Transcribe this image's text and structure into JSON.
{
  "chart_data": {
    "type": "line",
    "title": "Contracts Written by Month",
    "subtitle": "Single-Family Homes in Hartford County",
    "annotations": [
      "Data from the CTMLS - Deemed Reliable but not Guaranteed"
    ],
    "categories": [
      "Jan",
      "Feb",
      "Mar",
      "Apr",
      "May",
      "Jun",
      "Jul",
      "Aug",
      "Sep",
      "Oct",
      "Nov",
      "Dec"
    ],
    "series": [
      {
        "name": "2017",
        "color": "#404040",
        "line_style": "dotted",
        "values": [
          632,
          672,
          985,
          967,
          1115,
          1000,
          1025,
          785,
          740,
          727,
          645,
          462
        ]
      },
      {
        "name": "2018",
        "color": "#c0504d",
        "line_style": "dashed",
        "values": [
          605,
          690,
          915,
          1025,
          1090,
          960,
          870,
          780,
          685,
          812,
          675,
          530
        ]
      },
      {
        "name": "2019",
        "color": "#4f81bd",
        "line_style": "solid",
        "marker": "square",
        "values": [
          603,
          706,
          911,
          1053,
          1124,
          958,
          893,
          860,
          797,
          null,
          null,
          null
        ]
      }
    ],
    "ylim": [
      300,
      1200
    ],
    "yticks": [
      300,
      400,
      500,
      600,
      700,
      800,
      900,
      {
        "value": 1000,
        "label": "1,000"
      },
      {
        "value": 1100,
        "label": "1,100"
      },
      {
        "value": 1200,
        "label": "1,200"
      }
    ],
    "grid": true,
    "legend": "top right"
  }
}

■ Exercise details
Go through the material above line by line and copy it exactly.

■ Response
Transcribe this image's text and structure into JSON.
{
  "chart_data": {
    "type": "line",
    "title": "Contracts Written by Month",
    "subtitle": "Single-Family Homes in Hartford County",
    "annotations": [
      "Data from the CTMLS - Deemed Reliable but not Guaranteed"
    ],
    "categories": [
      "Jan",
      "Feb",
      "Mar",
      "Apr",
      "May",
      "Jun",
      "Jul",
      "Aug",
      "Sep",
      "Oct",
      "Nov",
      "Dec"
    ],
    "series": [
      {
        "name": "2017",
        "color": "#404040",
        "line_style": "dotted",
        "values": [
          632,
          672,
          985,
          967,
          1115,
          1000,
          1025,
          785,
          740,
          727,
          645,
          462
        ]
      },
      {
        "name": "2018",
        "color": "#c0504d",
        "line_style": "dashed",
        "values": [
          605,
          690,
          915,
          1025,
          1090,
          960,
          870,
          780,
          685,
          812,
          675,
          530
        ]
      },
      {
        "name": "2019",
        "color": "#4f81bd",
        "line_style": "solid",
        "marker": "square",
        "values": [
          603,
          706,
          911,
          1053,
          1124,
          958,
          893,
          860,
          797,
          null,
          null,
          null
        ]
      }
    ],
    "ylim": [
      300,
      1200
    ],
    "yticks": [
      300,
      400,
      500,
      600,
      700,
      800,
      900,
      {
        "value": 1000,
        "label": "1,000"
      },
      {
        "value": 1100,
        "label": "1,100"
      },
      {
        "value": 1200,
        "label": "1,200"
      }
    ],
    "grid": true,
    "legend": "top right"
  }
}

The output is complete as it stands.